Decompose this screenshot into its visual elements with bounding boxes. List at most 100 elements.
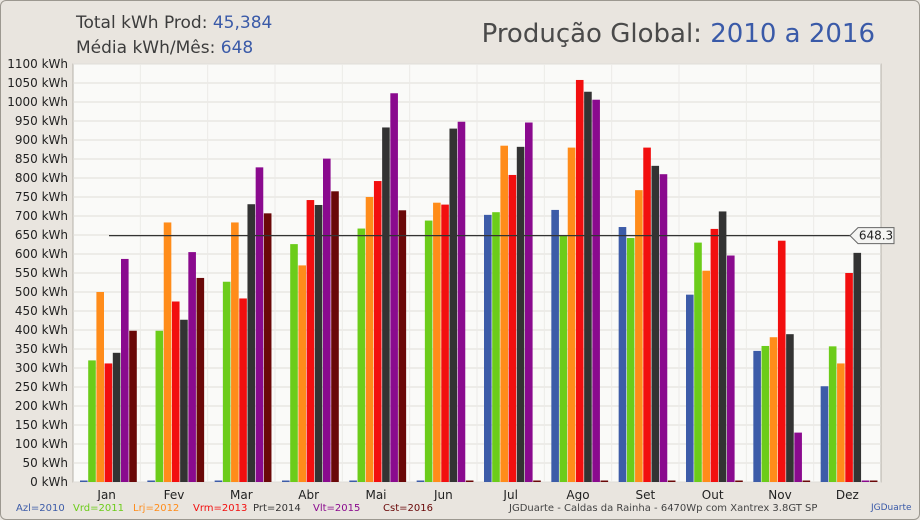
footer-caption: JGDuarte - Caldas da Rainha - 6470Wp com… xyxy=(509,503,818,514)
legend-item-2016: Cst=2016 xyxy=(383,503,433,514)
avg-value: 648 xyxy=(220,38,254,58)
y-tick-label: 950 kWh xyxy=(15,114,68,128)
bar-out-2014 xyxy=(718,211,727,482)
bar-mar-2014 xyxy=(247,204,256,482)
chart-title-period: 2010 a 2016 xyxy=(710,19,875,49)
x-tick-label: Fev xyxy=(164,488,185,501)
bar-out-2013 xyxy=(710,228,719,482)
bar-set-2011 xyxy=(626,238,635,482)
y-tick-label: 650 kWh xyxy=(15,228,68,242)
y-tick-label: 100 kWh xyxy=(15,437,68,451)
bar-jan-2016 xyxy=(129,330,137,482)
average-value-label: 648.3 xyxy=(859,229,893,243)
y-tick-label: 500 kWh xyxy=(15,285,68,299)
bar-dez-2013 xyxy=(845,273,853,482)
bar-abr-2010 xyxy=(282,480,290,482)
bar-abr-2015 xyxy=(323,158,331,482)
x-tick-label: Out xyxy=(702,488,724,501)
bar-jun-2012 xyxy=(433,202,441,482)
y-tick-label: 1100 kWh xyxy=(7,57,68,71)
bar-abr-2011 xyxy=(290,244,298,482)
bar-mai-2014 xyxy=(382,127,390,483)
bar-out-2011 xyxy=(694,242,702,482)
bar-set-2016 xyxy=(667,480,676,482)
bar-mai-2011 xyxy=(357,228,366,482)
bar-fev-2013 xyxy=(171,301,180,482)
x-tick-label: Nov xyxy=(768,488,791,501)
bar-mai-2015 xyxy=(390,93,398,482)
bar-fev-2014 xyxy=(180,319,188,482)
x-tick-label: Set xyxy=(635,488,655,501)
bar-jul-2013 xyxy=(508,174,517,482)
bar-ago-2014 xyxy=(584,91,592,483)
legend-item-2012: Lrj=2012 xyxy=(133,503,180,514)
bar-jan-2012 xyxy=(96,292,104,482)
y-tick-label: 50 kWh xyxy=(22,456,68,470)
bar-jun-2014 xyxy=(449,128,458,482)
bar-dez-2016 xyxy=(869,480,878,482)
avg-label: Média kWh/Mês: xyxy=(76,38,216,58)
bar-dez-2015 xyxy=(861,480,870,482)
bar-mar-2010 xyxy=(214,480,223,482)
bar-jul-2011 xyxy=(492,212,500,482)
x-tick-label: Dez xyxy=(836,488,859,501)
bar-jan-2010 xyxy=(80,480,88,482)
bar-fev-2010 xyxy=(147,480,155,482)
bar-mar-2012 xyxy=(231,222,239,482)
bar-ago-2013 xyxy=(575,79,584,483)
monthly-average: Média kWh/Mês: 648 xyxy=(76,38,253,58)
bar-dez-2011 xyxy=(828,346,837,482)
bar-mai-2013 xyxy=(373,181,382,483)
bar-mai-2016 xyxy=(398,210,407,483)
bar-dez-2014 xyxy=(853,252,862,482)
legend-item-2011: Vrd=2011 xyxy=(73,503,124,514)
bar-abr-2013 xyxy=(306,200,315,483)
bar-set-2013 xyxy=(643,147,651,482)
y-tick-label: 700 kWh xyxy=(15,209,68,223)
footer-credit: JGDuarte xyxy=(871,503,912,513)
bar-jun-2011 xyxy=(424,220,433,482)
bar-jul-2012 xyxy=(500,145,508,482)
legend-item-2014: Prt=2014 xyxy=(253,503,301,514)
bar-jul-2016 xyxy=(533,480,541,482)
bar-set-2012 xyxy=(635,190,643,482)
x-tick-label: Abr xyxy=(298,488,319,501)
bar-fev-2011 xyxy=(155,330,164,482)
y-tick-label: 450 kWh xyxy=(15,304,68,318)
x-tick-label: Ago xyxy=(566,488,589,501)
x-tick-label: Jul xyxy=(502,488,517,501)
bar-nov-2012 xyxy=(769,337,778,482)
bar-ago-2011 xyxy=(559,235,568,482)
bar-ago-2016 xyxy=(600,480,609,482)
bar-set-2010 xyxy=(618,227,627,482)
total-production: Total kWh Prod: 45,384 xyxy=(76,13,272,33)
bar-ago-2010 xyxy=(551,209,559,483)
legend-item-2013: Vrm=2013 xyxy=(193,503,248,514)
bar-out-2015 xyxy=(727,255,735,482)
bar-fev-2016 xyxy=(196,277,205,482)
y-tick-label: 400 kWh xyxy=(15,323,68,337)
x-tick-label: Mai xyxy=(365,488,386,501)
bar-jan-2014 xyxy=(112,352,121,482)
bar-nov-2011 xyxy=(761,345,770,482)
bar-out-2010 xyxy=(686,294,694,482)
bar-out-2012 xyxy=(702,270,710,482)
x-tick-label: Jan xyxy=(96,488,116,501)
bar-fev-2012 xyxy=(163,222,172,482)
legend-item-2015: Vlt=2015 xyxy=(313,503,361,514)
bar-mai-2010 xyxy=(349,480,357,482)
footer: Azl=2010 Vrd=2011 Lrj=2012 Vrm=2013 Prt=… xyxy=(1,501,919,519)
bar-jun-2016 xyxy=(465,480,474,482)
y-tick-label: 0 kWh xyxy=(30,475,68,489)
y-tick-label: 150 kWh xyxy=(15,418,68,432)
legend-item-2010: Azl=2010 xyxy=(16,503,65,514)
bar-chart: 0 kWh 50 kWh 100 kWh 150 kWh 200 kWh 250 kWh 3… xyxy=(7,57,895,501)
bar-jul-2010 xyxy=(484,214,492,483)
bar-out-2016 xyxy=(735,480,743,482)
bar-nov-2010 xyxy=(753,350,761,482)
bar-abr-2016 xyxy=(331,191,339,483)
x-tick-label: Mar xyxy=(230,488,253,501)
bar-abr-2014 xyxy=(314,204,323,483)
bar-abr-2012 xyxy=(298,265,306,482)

GIVEN INSTRUCTION:
Rewrite the lines of the records starting at the one containing "footer-caption: JGDuarte - Caldas" and ending at the one containing "bar-dez-2016 xyxy=(869,480,878,482)", with "y-tick-label" changed to "axis-label" throughout and nothing else altered.

OUTPUT BELOW:
footer-caption: JGDuarte - Caldas da Rainha - 6470Wp com… xyxy=(509,503,818,514)
legend-item-2016: Cst=2016 xyxy=(383,503,433,514)
avg-value: 648 xyxy=(220,38,254,58)
axis-label: 950 kWh xyxy=(15,114,68,128)
bar-out-2014 xyxy=(718,211,727,482)
bar-mar-2014 xyxy=(247,204,256,482)
chart-title-period: 2010 a 2016 xyxy=(710,19,875,49)
x-tick-label: Fev xyxy=(164,488,185,501)
bar-out-2013 xyxy=(710,228,719,482)
bar-set-2011 xyxy=(626,238,635,482)
axis-label: 650 kWh xyxy=(15,228,68,242)
axis-label: 100 kWh xyxy=(15,437,68,451)
bar-jan-2016 xyxy=(129,330,137,482)
average-value-label: 648.3 xyxy=(859,229,893,243)
axis-label: 500 kWh xyxy=(15,285,68,299)
bar-dez-2013 xyxy=(845,273,853,482)
bar-abr-2010 xyxy=(282,480,290,482)
bar-abr-2015 xyxy=(323,158,331,482)
x-tick-label: Out xyxy=(702,488,724,501)
bar-jun-2012 xyxy=(433,202,441,482)
axis-label: 1100 kWh xyxy=(7,57,68,71)
bar-abr-2011 xyxy=(290,244,298,482)
bar-mai-2014 xyxy=(382,127,390,483)
bar-out-2011 xyxy=(694,242,702,482)
bar-set-2016 xyxy=(667,480,676,482)
bar-mai-2011 xyxy=(357,228,366,482)
bar-fev-2013 xyxy=(171,301,180,482)
x-tick-label: Nov xyxy=(768,488,791,501)
bar-mai-2015 xyxy=(390,93,398,482)
bar-fev-2014 xyxy=(180,319,188,482)
x-tick-label: Set xyxy=(635,488,655,501)
bar-jul-2013 xyxy=(508,174,517,482)
bar-ago-2014 xyxy=(584,91,592,483)
legend-item-2012: Lrj=2012 xyxy=(133,503,180,514)
bar-jan-2012 xyxy=(96,292,104,482)
axis-label: 50 kWh xyxy=(22,456,68,470)
bar-jun-2014 xyxy=(449,128,458,482)
bar-dez-2016 xyxy=(869,480,878,482)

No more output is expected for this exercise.